• [SU TAREA]: Reproduzca sin cambios el pasaje del texto sobre el Adviento que empieza con las palabras que contienen "Adviento: prepararnos para" y concluye con "y eso entristece.".

• [EXTRACTO DE LA PÁGINA]:

◇ ◇ ◇ ◇

Adviento: prepararnos para la alegría combatiendo la tristeza

El Adviento es un tiempo de preparación para la alegría. Y para prepararnos bien para la alegría de la Navidad, conviene combatir lo que nos la quita: la tristeza.

Nos ponemos tristes cuando consideramos que tenemos algo malo aquí, en el presente. En estas fechas se siente mucho la ausencia de un familiar: tal vez ha fallecido, tal vez no puede estar ahora con nosotros, no puede viajar. También puede venir tristeza por la enfermedad: uno o algún ser querido en el hospital. O por un problema en la familia, un problema económico. Son cosas reales: uno las ve como algo malo… y eso entristece.

Ojo: no es que esté mal estar triste por un familiar que ha fallecido. Eso es natural. El tema es cuando la tristeza se vuelve demasiada, y no tratamos de enfocar el dolor de un modo distinto: ahí sí, esa tristeza puede alejarnos de la alegría que Dios quiere darnos incluso en medio del sufrimiento.

Entonces, ¿cuál es el remedio? ¿Cómo se combate esa tristeza, eso malo que sentimos que objetivamente tenemos? Por medio de algo bueno. Y lo más bueno que hay es Dios mismo, presente. Hoy lo hemos rezado en el cántico: “Mi corazón se regocija en el Señor… me alegro en tu salvación” (1 Sam 2,1). Y María también lo dice: “Proclama mi alma la grandeza del Señor, se alegra mi espíritu en Dios, mi Salvador” (Lc 1,46-47). Dios hay que verlo como algo bueno —y como Alguien presente—: eso ayuda a combatir la tristeza y el desánimo.

◇ ◇ ◇ ◇

Datos recopilados:

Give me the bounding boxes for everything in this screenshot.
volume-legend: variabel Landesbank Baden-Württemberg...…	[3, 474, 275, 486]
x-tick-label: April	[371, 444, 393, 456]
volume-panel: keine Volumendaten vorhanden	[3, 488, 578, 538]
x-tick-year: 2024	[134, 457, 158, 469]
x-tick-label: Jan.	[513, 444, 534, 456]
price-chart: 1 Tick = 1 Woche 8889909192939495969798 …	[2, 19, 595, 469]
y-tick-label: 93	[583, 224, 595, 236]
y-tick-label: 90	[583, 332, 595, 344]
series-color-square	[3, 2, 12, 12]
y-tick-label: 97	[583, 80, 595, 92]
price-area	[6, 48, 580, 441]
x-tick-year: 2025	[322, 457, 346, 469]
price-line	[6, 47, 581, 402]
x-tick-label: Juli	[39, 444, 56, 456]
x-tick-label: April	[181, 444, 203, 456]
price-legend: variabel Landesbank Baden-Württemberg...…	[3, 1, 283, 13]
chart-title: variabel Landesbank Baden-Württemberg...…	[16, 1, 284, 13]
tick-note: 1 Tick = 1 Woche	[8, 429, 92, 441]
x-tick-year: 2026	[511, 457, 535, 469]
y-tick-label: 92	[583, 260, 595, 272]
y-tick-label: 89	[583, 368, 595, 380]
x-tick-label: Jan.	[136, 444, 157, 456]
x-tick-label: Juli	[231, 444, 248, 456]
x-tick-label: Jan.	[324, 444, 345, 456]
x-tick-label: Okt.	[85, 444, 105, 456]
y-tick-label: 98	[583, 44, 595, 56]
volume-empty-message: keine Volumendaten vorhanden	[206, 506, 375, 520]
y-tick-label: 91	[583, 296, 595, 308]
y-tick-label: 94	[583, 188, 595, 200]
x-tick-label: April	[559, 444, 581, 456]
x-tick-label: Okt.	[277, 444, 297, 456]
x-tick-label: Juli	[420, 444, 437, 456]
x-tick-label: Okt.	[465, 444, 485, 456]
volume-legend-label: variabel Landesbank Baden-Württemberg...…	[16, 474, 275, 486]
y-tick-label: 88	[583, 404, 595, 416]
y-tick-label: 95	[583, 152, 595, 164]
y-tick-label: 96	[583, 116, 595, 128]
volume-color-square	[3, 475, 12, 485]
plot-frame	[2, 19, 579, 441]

◇ ◇ ◇ ◇

• [SOLUCIÓN DE LA TAREA]:
Adviento: prepararnos para la alegría combatiendo la tristeza

El Adviento es un tiempo de preparación para la alegría. Y para prepararnos bien para la alegría de la Navidad, conviene combatir lo que nos la quita: la tristeza.

Nos ponemos tristes cuando consideramos que tenemos algo malo aquí, en el presente. En estas fechas se siente mucho la ausencia de un familiar: tal vez ha fallecido, tal vez no puede estar ahora con nosotros, no puede viajar. También puede venir tristeza por la enfermedad: uno o algún ser querido en el hospital. O por un problema en la familia, un problema económico. Son cosas reales: uno las ve como algo malo… y eso entristece.